What is expected
Report how many lines below contain the word "Athletes". Give only the number.

Exercise input
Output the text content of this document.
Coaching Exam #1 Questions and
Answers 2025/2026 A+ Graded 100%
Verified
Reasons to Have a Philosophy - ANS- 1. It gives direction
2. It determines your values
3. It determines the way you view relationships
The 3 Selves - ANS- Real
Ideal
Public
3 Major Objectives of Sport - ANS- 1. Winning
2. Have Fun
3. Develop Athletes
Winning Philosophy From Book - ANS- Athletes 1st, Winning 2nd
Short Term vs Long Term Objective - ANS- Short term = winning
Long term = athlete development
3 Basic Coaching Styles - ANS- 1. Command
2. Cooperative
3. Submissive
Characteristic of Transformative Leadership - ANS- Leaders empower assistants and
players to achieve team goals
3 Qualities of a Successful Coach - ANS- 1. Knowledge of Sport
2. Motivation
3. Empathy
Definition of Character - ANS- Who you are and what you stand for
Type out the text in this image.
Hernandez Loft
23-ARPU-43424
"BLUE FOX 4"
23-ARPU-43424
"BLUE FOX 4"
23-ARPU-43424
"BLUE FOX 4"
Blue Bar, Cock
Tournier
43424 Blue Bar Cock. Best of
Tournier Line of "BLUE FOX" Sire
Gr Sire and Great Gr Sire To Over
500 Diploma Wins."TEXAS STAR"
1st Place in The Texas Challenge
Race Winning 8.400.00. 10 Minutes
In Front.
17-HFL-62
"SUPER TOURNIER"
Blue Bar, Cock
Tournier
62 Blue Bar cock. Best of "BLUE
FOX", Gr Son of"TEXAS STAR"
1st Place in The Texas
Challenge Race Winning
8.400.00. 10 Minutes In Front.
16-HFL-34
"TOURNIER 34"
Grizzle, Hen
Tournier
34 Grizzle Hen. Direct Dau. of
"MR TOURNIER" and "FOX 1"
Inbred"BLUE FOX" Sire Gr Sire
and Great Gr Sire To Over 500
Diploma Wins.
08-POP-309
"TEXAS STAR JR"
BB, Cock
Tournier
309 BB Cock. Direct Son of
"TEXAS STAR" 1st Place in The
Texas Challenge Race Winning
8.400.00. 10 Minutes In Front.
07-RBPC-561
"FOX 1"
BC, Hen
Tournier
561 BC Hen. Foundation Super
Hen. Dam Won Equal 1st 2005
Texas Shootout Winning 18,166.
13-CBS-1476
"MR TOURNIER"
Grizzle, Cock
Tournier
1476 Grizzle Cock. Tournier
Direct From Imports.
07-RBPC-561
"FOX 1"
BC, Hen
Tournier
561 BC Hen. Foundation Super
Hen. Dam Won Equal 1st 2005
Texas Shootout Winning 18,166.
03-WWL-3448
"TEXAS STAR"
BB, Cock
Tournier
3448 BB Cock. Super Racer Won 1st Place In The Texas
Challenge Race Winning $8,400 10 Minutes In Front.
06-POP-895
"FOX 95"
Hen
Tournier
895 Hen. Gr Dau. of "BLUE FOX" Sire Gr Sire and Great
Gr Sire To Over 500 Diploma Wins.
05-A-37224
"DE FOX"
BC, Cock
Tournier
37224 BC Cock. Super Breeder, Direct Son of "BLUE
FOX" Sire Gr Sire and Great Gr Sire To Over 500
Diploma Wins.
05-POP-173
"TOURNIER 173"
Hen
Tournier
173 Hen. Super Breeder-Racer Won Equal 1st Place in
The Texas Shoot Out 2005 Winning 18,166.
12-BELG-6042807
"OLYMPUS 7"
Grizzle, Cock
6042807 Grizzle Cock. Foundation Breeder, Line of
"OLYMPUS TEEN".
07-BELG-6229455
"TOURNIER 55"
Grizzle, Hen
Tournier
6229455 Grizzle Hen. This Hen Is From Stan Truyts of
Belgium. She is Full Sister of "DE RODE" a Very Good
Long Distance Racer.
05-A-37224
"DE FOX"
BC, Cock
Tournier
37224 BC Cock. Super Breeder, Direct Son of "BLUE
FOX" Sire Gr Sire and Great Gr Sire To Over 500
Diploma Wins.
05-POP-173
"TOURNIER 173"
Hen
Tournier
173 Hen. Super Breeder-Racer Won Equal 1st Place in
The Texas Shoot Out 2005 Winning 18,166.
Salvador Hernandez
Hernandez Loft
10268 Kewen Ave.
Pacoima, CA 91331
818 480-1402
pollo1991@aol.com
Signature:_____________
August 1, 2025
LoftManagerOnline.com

Finished exercise
2